> [Stated task] Make a verbatim copy of the entries below; pictures stay out.
>> BEGIN Stored records
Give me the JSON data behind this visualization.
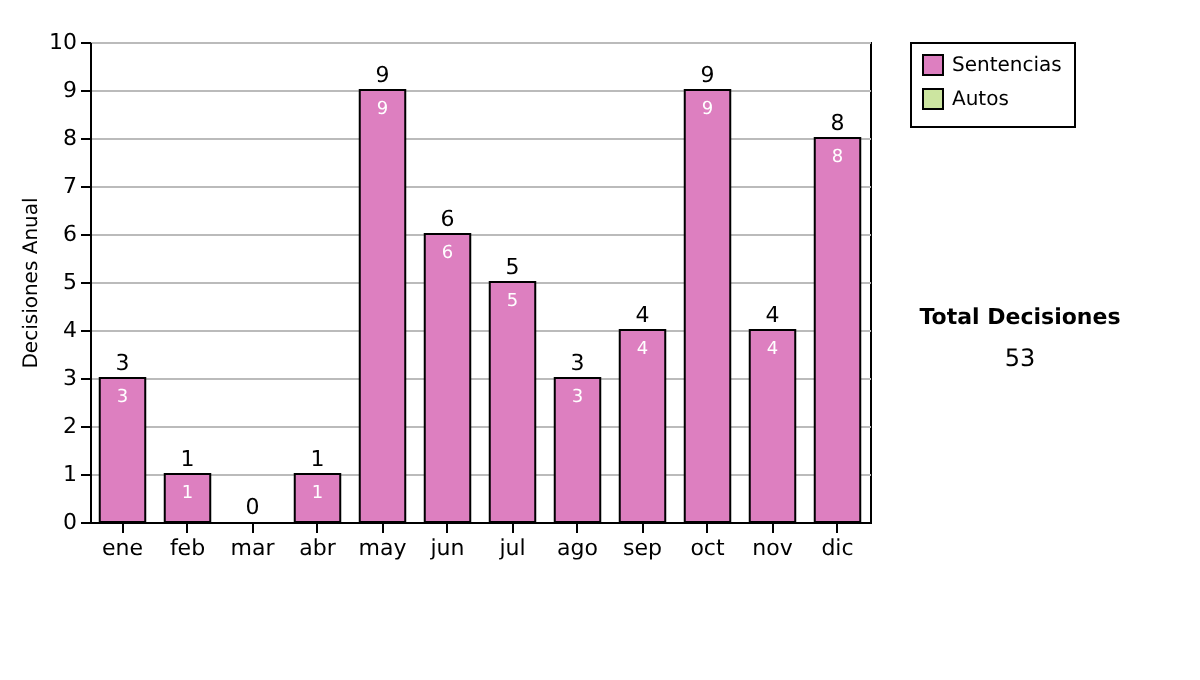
{
  "chart_data": {
    "type": "bar",
    "stacked": true,
    "ylabel": "Decisiones Anual",
    "categories": [
      "ene",
      "feb",
      "mar",
      "abr",
      "may",
      "jun",
      "jul",
      "ago",
      "sep",
      "oct",
      "nov",
      "dic"
    ],
    "series": [
      {
        "name": "Sentencias",
        "color": "#dd7fc0",
        "values": [
          3,
          1,
          0,
          1,
          9,
          6,
          5,
          3,
          4,
          9,
          4,
          8
        ],
        "value_labels": [
          "3",
          "1",
          null,
          "1",
          "9",
          "6",
          "5",
          "3",
          "4",
          "9",
          "4",
          "8"
        ]
      },
      {
        "name": "Autos",
        "color": "#cce5a0",
        "values": [
          0,
          0,
          0,
          0,
          0,
          0,
          0,
          0,
          0,
          0,
          0,
          0
        ]
      }
    ],
    "totals": [
      "3",
      "1",
      "0",
      "1",
      "9",
      "6",
      "5",
      "3",
      "4",
      "9",
      "4",
      "8"
    ],
    "ylim": [
      0,
      10
    ],
    "yticks": [
      0,
      1,
      2,
      3,
      4,
      5,
      6,
      7,
      8,
      9,
      10
    ],
    "grid": "y",
    "legend": "right",
    "annotations": [
      "Total Decisiones",
      "53"
    ]
  }
}
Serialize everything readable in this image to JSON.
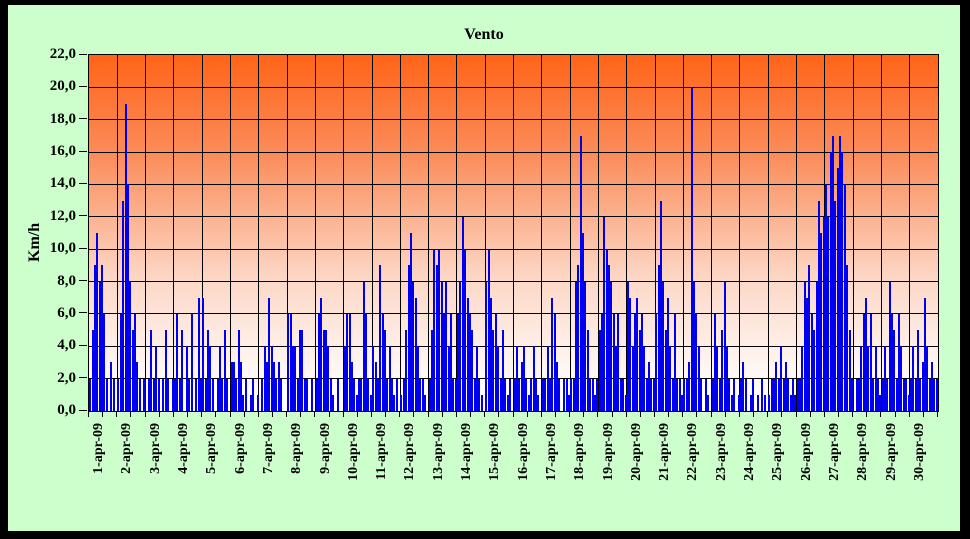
>> END Stored records
> [Correct output]
Give me the JSON data behind this visualization.
{
  "chart_data": {
    "type": "bar",
    "stacked": true,
    "ylabel": "Decisiones Anual",
    "categories": [
      "ene",
      "feb",
      "mar",
      "abr",
      "may",
      "jun",
      "jul",
      "ago",
      "sep",
      "oct",
      "nov",
      "dic"
    ],
    "series": [
      {
        "name": "Sentencias",
        "color": "#dd7fc0",
        "values": [
          3,
          1,
          0,
          1,
          9,
          6,
          5,
          3,
          4,
          9,
          4,
          8
        ],
        "value_labels": [
          "3",
          "1",
          null,
          "1",
          "9",
          "6",
          "5",
          "3",
          "4",
          "9",
          "4",
          "8"
        ]
      },
      {
        "name": "Autos",
        "color": "#cce5a0",
        "values": [
          0,
          0,
          0,
          0,
          0,
          0,
          0,
          0,
          0,
          0,
          0,
          0
        ]
      }
    ],
    "totals": [
      "3",
      "1",
      "0",
      "1",
      "9",
      "6",
      "5",
      "3",
      "4",
      "9",
      "4",
      "8"
    ],
    "ylim": [
      0,
      10
    ],
    "yticks": [
      0,
      1,
      2,
      3,
      4,
      5,
      6,
      7,
      8,
      9,
      10
    ],
    "grid": "y",
    "legend": "right",
    "annotations": [
      "Total Decisiones",
      "53"
    ]
  }
}
Serialize everything readable in this image to JSON.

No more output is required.